■ Collected data entries:

## begin

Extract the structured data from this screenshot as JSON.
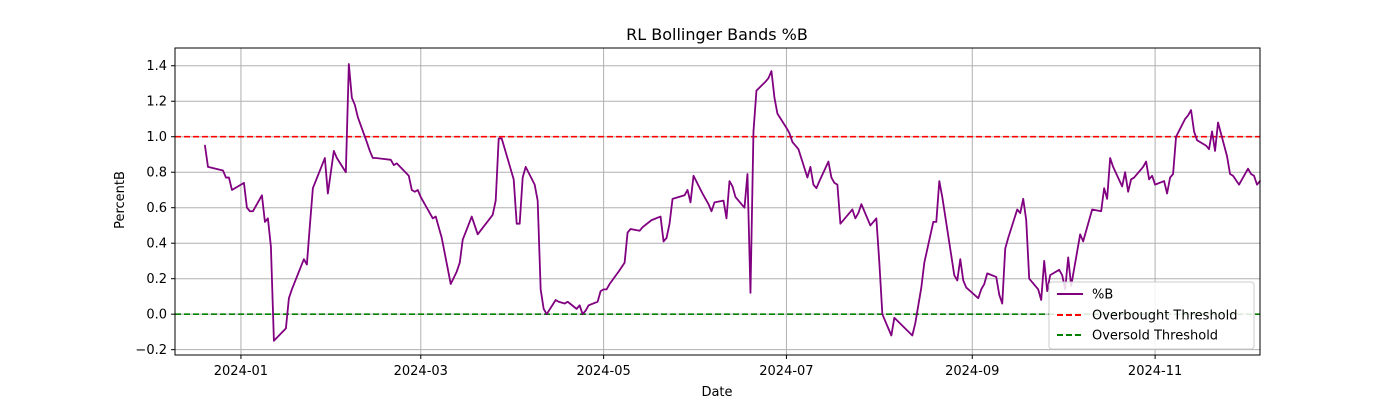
{
  "chart_data": {
    "type": "line",
    "title": "RL Bollinger Bands %B",
    "xlabel": "Date",
    "ylabel": "PercentB",
    "x_range": [
      "2023-12-10",
      "2024-12-06"
    ],
    "ylim": [
      -0.23,
      1.5
    ],
    "grid": true,
    "legend_position": "lower-right",
    "x_ticks": [
      "2024-01",
      "2024-03",
      "2024-05",
      "2024-07",
      "2024-09",
      "2024-11"
    ],
    "y_ticks": [
      -0.2,
      0.0,
      0.2,
      0.4,
      0.6,
      0.8,
      1.0,
      1.2,
      1.4
    ],
    "series": [
      {
        "name": "%B",
        "color": "#800080",
        "points": [
          [
            "2023-12-20",
            0.95
          ],
          [
            "2023-12-21",
            0.83
          ],
          [
            "2023-12-26",
            0.81
          ],
          [
            "2023-12-27",
            0.77
          ],
          [
            "2023-12-28",
            0.77
          ],
          [
            "2023-12-29",
            0.7
          ],
          [
            "2024-01-02",
            0.74
          ],
          [
            "2024-01-03",
            0.6
          ],
          [
            "2024-01-04",
            0.58
          ],
          [
            "2024-01-05",
            0.58
          ],
          [
            "2024-01-08",
            0.67
          ],
          [
            "2024-01-09",
            0.52
          ],
          [
            "2024-01-10",
            0.54
          ],
          [
            "2024-01-11",
            0.38
          ],
          [
            "2024-01-12",
            -0.15
          ],
          [
            "2024-01-16",
            -0.08
          ],
          [
            "2024-01-17",
            0.09
          ],
          [
            "2024-01-18",
            0.14
          ],
          [
            "2024-01-22",
            0.31
          ],
          [
            "2024-01-23",
            0.28
          ],
          [
            "2024-01-24",
            0.5
          ],
          [
            "2024-01-25",
            0.71
          ],
          [
            "2024-01-29",
            0.88
          ],
          [
            "2024-01-30",
            0.68
          ],
          [
            "2024-02-01",
            0.92
          ],
          [
            "2024-02-02",
            0.88
          ],
          [
            "2024-02-05",
            0.8
          ],
          [
            "2024-02-06",
            1.41
          ],
          [
            "2024-02-07",
            1.22
          ],
          [
            "2024-02-08",
            1.18
          ],
          [
            "2024-02-09",
            1.11
          ],
          [
            "2024-02-12",
            0.97
          ],
          [
            "2024-02-13",
            0.92
          ],
          [
            "2024-02-14",
            0.88
          ],
          [
            "2024-02-15",
            0.88
          ],
          [
            "2024-02-20",
            0.87
          ],
          [
            "2024-02-21",
            0.84
          ],
          [
            "2024-02-22",
            0.85
          ],
          [
            "2024-02-26",
            0.78
          ],
          [
            "2024-02-27",
            0.7
          ],
          [
            "2024-02-28",
            0.69
          ],
          [
            "2024-02-29",
            0.7
          ],
          [
            "2024-03-01",
            0.66
          ],
          [
            "2024-03-05",
            0.54
          ],
          [
            "2024-03-06",
            0.55
          ],
          [
            "2024-03-08",
            0.43
          ],
          [
            "2024-03-11",
            0.17
          ],
          [
            "2024-03-13",
            0.24
          ],
          [
            "2024-03-14",
            0.29
          ],
          [
            "2024-03-15",
            0.42
          ],
          [
            "2024-03-18",
            0.55
          ],
          [
            "2024-03-19",
            0.5
          ],
          [
            "2024-03-20",
            0.45
          ],
          [
            "2024-03-25",
            0.56
          ],
          [
            "2024-03-26",
            0.64
          ],
          [
            "2024-03-27",
            0.99
          ],
          [
            "2024-03-28",
            0.99
          ],
          [
            "2024-04-01",
            0.76
          ],
          [
            "2024-04-02",
            0.51
          ],
          [
            "2024-04-03",
            0.51
          ],
          [
            "2024-04-04",
            0.77
          ],
          [
            "2024-04-05",
            0.83
          ],
          [
            "2024-04-08",
            0.73
          ],
          [
            "2024-04-09",
            0.64
          ],
          [
            "2024-04-10",
            0.14
          ],
          [
            "2024-04-11",
            0.03
          ],
          [
            "2024-04-12",
            0.0
          ],
          [
            "2024-04-15",
            0.08
          ],
          [
            "2024-04-16",
            0.07
          ],
          [
            "2024-04-18",
            0.06
          ],
          [
            "2024-04-19",
            0.07
          ],
          [
            "2024-04-22",
            0.03
          ],
          [
            "2024-04-23",
            0.05
          ],
          [
            "2024-04-24",
            0.0
          ],
          [
            "2024-04-25",
            0.02
          ],
          [
            "2024-04-26",
            0.05
          ],
          [
            "2024-04-29",
            0.07
          ],
          [
            "2024-04-30",
            0.13
          ],
          [
            "2024-05-01",
            0.14
          ],
          [
            "2024-05-02",
            0.14
          ],
          [
            "2024-05-03",
            0.17
          ],
          [
            "2024-05-06",
            0.24
          ],
          [
            "2024-05-08",
            0.29
          ],
          [
            "2024-05-09",
            0.46
          ],
          [
            "2024-05-10",
            0.48
          ],
          [
            "2024-05-13",
            0.47
          ],
          [
            "2024-05-14",
            0.49
          ],
          [
            "2024-05-17",
            0.53
          ],
          [
            "2024-05-20",
            0.55
          ],
          [
            "2024-05-21",
            0.41
          ],
          [
            "2024-05-22",
            0.43
          ],
          [
            "2024-05-23",
            0.51
          ],
          [
            "2024-05-24",
            0.65
          ],
          [
            "2024-05-28",
            0.67
          ],
          [
            "2024-05-29",
            0.7
          ],
          [
            "2024-05-30",
            0.63
          ],
          [
            "2024-05-31",
            0.78
          ],
          [
            "2024-06-03",
            0.68
          ],
          [
            "2024-06-05",
            0.62
          ],
          [
            "2024-06-06",
            0.58
          ],
          [
            "2024-06-07",
            0.63
          ],
          [
            "2024-06-10",
            0.64
          ],
          [
            "2024-06-11",
            0.54
          ],
          [
            "2024-06-12",
            0.75
          ],
          [
            "2024-06-13",
            0.72
          ],
          [
            "2024-06-14",
            0.66
          ],
          [
            "2024-06-17",
            0.6
          ],
          [
            "2024-06-18",
            0.79
          ],
          [
            "2024-06-19",
            0.12
          ],
          [
            "2024-06-20",
            1.03
          ],
          [
            "2024-06-21",
            1.26
          ],
          [
            "2024-06-24",
            1.31
          ],
          [
            "2024-06-25",
            1.33
          ],
          [
            "2024-06-26",
            1.37
          ],
          [
            "2024-06-27",
            1.22
          ],
          [
            "2024-06-28",
            1.13
          ],
          [
            "2024-07-01",
            1.05
          ],
          [
            "2024-07-02",
            1.02
          ],
          [
            "2024-07-03",
            0.97
          ],
          [
            "2024-07-05",
            0.93
          ],
          [
            "2024-07-08",
            0.77
          ],
          [
            "2024-07-09",
            0.83
          ],
          [
            "2024-07-10",
            0.73
          ],
          [
            "2024-07-11",
            0.71
          ],
          [
            "2024-07-12",
            0.75
          ],
          [
            "2024-07-15",
            0.86
          ],
          [
            "2024-07-16",
            0.77
          ],
          [
            "2024-07-17",
            0.74
          ],
          [
            "2024-07-18",
            0.73
          ],
          [
            "2024-07-19",
            0.51
          ],
          [
            "2024-07-22",
            0.57
          ],
          [
            "2024-07-23",
            0.59
          ],
          [
            "2024-07-24",
            0.54
          ],
          [
            "2024-07-25",
            0.57
          ],
          [
            "2024-07-26",
            0.62
          ],
          [
            "2024-07-29",
            0.5
          ],
          [
            "2024-07-30",
            0.52
          ],
          [
            "2024-07-31",
            0.54
          ],
          [
            "2024-08-01",
            0.29
          ],
          [
            "2024-08-02",
            0.0
          ],
          [
            "2024-08-05",
            -0.12
          ],
          [
            "2024-08-06",
            -0.02
          ],
          [
            "2024-08-09",
            -0.07
          ],
          [
            "2024-08-12",
            -0.12
          ],
          [
            "2024-08-13",
            -0.05
          ],
          [
            "2024-08-14",
            0.05
          ],
          [
            "2024-08-15",
            0.15
          ],
          [
            "2024-08-16",
            0.29
          ],
          [
            "2024-08-19",
            0.52
          ],
          [
            "2024-08-20",
            0.52
          ],
          [
            "2024-08-21",
            0.75
          ],
          [
            "2024-08-22",
            0.66
          ],
          [
            "2024-08-23",
            0.55
          ],
          [
            "2024-08-26",
            0.22
          ],
          [
            "2024-08-27",
            0.19
          ],
          [
            "2024-08-28",
            0.31
          ],
          [
            "2024-08-29",
            0.19
          ],
          [
            "2024-08-30",
            0.15
          ],
          [
            "2024-09-03",
            0.09
          ],
          [
            "2024-09-04",
            0.14
          ],
          [
            "2024-09-05",
            0.17
          ],
          [
            "2024-09-06",
            0.23
          ],
          [
            "2024-09-09",
            0.21
          ],
          [
            "2024-09-10",
            0.11
          ],
          [
            "2024-09-11",
            0.06
          ],
          [
            "2024-09-12",
            0.37
          ],
          [
            "2024-09-13",
            0.43
          ],
          [
            "2024-09-16",
            0.59
          ],
          [
            "2024-09-17",
            0.57
          ],
          [
            "2024-09-18",
            0.65
          ],
          [
            "2024-09-19",
            0.53
          ],
          [
            "2024-09-20",
            0.2
          ],
          [
            "2024-09-23",
            0.14
          ],
          [
            "2024-09-24",
            0.08
          ],
          [
            "2024-09-25",
            0.3
          ],
          [
            "2024-09-26",
            0.13
          ],
          [
            "2024-09-27",
            0.22
          ],
          [
            "2024-09-30",
            0.25
          ],
          [
            "2024-10-01",
            0.22
          ],
          [
            "2024-10-02",
            0.14
          ],
          [
            "2024-10-03",
            0.32
          ],
          [
            "2024-10-04",
            0.16
          ],
          [
            "2024-10-07",
            0.45
          ],
          [
            "2024-10-08",
            0.41
          ],
          [
            "2024-10-09",
            0.47
          ],
          [
            "2024-10-11",
            0.59
          ],
          [
            "2024-10-14",
            0.58
          ],
          [
            "2024-10-15",
            0.71
          ],
          [
            "2024-10-16",
            0.65
          ],
          [
            "2024-10-17",
            0.88
          ],
          [
            "2024-10-18",
            0.83
          ],
          [
            "2024-10-21",
            0.72
          ],
          [
            "2024-10-22",
            0.8
          ],
          [
            "2024-10-23",
            0.69
          ],
          [
            "2024-10-24",
            0.76
          ],
          [
            "2024-10-25",
            0.77
          ],
          [
            "2024-10-28",
            0.83
          ],
          [
            "2024-10-29",
            0.86
          ],
          [
            "2024-10-30",
            0.76
          ],
          [
            "2024-10-31",
            0.78
          ],
          [
            "2024-11-01",
            0.73
          ],
          [
            "2024-11-04",
            0.75
          ],
          [
            "2024-11-05",
            0.68
          ],
          [
            "2024-11-06",
            0.77
          ],
          [
            "2024-11-07",
            0.79
          ],
          [
            "2024-11-08",
            1.0
          ],
          [
            "2024-11-11",
            1.1
          ],
          [
            "2024-11-12",
            1.12
          ],
          [
            "2024-11-13",
            1.15
          ],
          [
            "2024-11-14",
            1.03
          ],
          [
            "2024-11-15",
            0.98
          ],
          [
            "2024-11-18",
            0.95
          ],
          [
            "2024-11-19",
            0.93
          ],
          [
            "2024-11-20",
            1.03
          ],
          [
            "2024-11-21",
            0.92
          ],
          [
            "2024-11-22",
            1.08
          ],
          [
            "2024-11-25",
            0.89
          ],
          [
            "2024-11-26",
            0.79
          ],
          [
            "2024-11-27",
            0.78
          ],
          [
            "2024-11-29",
            0.73
          ],
          [
            "2024-12-02",
            0.82
          ],
          [
            "2024-12-03",
            0.79
          ],
          [
            "2024-12-04",
            0.78
          ],
          [
            "2024-12-05",
            0.73
          ],
          [
            "2024-12-06",
            0.75
          ]
        ]
      },
      {
        "name": "Overbought Threshold",
        "color": "#ff0000",
        "style": "dashed",
        "constant": 1.0
      },
      {
        "name": "Oversold Threshold",
        "color": "#008000",
        "style": "dashed",
        "constant": 0.0
      }
    ]
  }
}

## end

■ Exercise prompt:
Find every line with the word "name" and state how many there are, with no other words.

■ Right answer:
3